- [Exercise task] Please give the data below again in full, exactly as it stands.

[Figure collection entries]
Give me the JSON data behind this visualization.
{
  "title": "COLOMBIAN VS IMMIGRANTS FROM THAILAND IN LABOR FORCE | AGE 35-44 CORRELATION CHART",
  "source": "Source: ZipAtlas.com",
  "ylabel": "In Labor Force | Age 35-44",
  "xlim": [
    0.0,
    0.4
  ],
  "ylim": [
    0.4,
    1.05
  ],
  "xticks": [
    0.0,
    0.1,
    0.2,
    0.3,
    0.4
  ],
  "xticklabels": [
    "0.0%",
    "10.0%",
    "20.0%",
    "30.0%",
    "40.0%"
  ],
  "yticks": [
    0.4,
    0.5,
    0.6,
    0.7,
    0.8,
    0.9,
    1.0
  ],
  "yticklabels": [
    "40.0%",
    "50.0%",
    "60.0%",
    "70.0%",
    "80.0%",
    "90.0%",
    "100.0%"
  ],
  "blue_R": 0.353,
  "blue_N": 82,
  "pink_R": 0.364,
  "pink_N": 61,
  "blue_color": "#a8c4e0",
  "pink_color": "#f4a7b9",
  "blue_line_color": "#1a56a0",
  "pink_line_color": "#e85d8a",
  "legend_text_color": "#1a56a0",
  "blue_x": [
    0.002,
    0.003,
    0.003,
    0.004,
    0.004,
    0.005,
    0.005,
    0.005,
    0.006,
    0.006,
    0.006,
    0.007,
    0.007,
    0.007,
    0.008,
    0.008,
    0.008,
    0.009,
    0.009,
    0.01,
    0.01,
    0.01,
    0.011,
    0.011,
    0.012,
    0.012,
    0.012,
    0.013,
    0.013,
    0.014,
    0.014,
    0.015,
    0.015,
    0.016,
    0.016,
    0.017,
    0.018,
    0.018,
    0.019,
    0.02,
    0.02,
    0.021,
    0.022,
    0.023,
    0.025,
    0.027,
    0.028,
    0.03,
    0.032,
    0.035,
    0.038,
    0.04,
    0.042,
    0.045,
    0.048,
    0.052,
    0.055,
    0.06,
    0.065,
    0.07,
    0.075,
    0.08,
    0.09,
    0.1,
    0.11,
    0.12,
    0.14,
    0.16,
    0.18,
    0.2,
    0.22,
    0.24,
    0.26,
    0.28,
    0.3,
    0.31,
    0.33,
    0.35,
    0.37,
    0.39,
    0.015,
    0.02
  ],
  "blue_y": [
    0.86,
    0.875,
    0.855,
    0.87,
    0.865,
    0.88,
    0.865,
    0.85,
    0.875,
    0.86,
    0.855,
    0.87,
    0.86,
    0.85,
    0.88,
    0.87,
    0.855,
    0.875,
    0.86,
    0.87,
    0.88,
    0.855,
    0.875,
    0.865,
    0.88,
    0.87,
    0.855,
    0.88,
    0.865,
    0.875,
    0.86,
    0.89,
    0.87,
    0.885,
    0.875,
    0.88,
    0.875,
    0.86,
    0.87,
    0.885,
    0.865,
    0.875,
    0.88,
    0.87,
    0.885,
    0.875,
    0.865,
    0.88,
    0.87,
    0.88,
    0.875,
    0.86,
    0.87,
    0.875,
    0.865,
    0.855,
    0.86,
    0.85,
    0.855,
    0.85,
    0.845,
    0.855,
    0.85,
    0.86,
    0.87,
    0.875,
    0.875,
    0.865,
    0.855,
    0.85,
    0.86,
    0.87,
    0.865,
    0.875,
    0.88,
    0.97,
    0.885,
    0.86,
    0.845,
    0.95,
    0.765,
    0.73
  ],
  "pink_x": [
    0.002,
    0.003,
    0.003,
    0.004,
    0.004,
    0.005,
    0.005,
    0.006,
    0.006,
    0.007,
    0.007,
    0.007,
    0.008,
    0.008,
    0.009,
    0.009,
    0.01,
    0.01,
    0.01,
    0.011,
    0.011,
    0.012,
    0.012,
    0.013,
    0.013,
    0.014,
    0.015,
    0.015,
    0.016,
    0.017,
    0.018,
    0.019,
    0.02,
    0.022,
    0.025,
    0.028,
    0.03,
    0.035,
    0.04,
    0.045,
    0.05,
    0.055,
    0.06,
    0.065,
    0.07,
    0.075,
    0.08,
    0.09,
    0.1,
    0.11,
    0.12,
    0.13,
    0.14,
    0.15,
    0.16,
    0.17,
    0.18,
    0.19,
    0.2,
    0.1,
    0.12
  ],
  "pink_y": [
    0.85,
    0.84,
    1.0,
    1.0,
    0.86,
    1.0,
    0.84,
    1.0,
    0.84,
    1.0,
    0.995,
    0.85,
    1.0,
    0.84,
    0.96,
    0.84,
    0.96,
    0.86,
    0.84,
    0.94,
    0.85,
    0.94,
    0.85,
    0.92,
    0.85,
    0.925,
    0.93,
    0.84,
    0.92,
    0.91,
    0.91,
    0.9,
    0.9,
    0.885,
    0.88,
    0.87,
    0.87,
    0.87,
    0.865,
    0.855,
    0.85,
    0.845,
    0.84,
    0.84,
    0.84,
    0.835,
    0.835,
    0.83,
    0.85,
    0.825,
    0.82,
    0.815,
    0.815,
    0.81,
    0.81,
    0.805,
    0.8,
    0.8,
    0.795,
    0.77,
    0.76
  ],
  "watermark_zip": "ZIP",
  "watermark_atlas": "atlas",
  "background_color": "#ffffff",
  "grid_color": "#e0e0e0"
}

- [Expected answer]
Give me the JSON data behind this visualization.
{
  "title": "COLOMBIAN VS IMMIGRANTS FROM THAILAND IN LABOR FORCE | AGE 35-44 CORRELATION CHART",
  "source": "Source: ZipAtlas.com",
  "ylabel": "In Labor Force | Age 35-44",
  "xlim": [
    0.0,
    0.4
  ],
  "ylim": [
    0.4,
    1.05
  ],
  "xticks": [
    0.0,
    0.1,
    0.2,
    0.3,
    0.4
  ],
  "xticklabels": [
    "0.0%",
    "10.0%",
    "20.0%",
    "30.0%",
    "40.0%"
  ],
  "yticks": [
    0.4,
    0.5,
    0.6,
    0.7,
    0.8,
    0.9,
    1.0
  ],
  "yticklabels": [
    "40.0%",
    "50.0%",
    "60.0%",
    "70.0%",
    "80.0%",
    "90.0%",
    "100.0%"
  ],
  "blue_R": 0.353,
  "blue_N": 82,
  "pink_R": 0.364,
  "pink_N": 61,
  "blue_color": "#a8c4e0",
  "pink_color": "#f4a7b9",
  "blue_line_color": "#1a56a0",
  "pink_line_color": "#e85d8a",
  "legend_text_color": "#1a56a0",
  "blue_x": [
    0.002,
    0.003,
    0.003,
    0.004,
    0.004,
    0.005,
    0.005,
    0.005,
    0.006,
    0.006,
    0.006,
    0.007,
    0.007,
    0.007,
    0.008,
    0.008,
    0.008,
    0.009,
    0.009,
    0.01,
    0.01,
    0.01,
    0.011,
    0.011,
    0.012,
    0.012,
    0.012,
    0.013,
    0.013,
    0.014,
    0.014,
    0.015,
    0.015,
    0.016,
    0.016,
    0.017,
    0.018,
    0.018,
    0.019,
    0.02,
    0.02,
    0.021,
    0.022,
    0.023,
    0.025,
    0.027,
    0.028,
    0.03,
    0.032,
    0.035,
    0.038,
    0.04,
    0.042,
    0.045,
    0.048,
    0.052,
    0.055,
    0.06,
    0.065,
    0.07,
    0.075,
    0.08,
    0.09,
    0.1,
    0.11,
    0.12,
    0.14,
    0.16,
    0.18,
    0.2,
    0.22,
    0.24,
    0.26,
    0.28,
    0.3,
    0.31,
    0.33,
    0.35,
    0.37,
    0.39,
    0.015,
    0.02
  ],
  "blue_y": [
    0.86,
    0.875,
    0.855,
    0.87,
    0.865,
    0.88,
    0.865,
    0.85,
    0.875,
    0.86,
    0.855,
    0.87,
    0.86,
    0.85,
    0.88,
    0.87,
    0.855,
    0.875,
    0.86,
    0.87,
    0.88,
    0.855,
    0.875,
    0.865,
    0.88,
    0.87,
    0.855,
    0.88,
    0.865,
    0.875,
    0.86,
    0.89,
    0.87,
    0.885,
    0.875,
    0.88,
    0.875,
    0.86,
    0.87,
    0.885,
    0.865,
    0.875,
    0.88,
    0.87,
    0.885,
    0.875,
    0.865,
    0.88,
    0.87,
    0.88,
    0.875,
    0.86,
    0.87,
    0.875,
    0.865,
    0.855,
    0.86,
    0.85,
    0.855,
    0.85,
    0.845,
    0.855,
    0.85,
    0.86,
    0.87,
    0.875,
    0.875,
    0.865,
    0.855,
    0.85,
    0.86,
    0.87,
    0.865,
    0.875,
    0.88,
    0.97,
    0.885,
    0.86,
    0.845,
    0.95,
    0.765,
    0.73
  ],
  "pink_x": [
    0.002,
    0.003,
    0.003,
    0.004,
    0.004,
    0.005,
    0.005,
    0.006,
    0.006,
    0.007,
    0.007,
    0.007,
    0.008,
    0.008,
    0.009,
    0.009,
    0.01,
    0.01,
    0.01,
    0.011,
    0.011,
    0.012,
    0.012,
    0.013,
    0.013,
    0.014,
    0.015,
    0.015,
    0.016,
    0.017,
    0.018,
    0.019,
    0.02,
    0.022,
    0.025,
    0.028,
    0.03,
    0.035,
    0.04,
    0.045,
    0.05,
    0.055,
    0.06,
    0.065,
    0.07,
    0.075,
    0.08,
    0.09,
    0.1,
    0.11,
    0.12,
    0.13,
    0.14,
    0.15,
    0.16,
    0.17,
    0.18,
    0.19,
    0.2,
    0.1,
    0.12
  ],
  "pink_y": [
    0.85,
    0.84,
    1.0,
    1.0,
    0.86,
    1.0,
    0.84,
    1.0,
    0.84,
    1.0,
    0.995,
    0.85,
    1.0,
    0.84,
    0.96,
    0.84,
    0.96,
    0.86,
    0.84,
    0.94,
    0.85,
    0.94,
    0.85,
    0.92,
    0.85,
    0.925,
    0.93,
    0.84,
    0.92,
    0.91,
    0.91,
    0.9,
    0.9,
    0.885,
    0.88,
    0.87,
    0.87,
    0.87,
    0.865,
    0.855,
    0.85,
    0.845,
    0.84,
    0.84,
    0.84,
    0.835,
    0.835,
    0.83,
    0.85,
    0.825,
    0.82,
    0.815,
    0.815,
    0.81,
    0.81,
    0.805,
    0.8,
    0.8,
    0.795,
    0.77,
    0.76
  ],
  "watermark_zip": "ZIP",
  "watermark_atlas": "atlas",
  "background_color": "#ffffff",
  "grid_color": "#e0e0e0"
}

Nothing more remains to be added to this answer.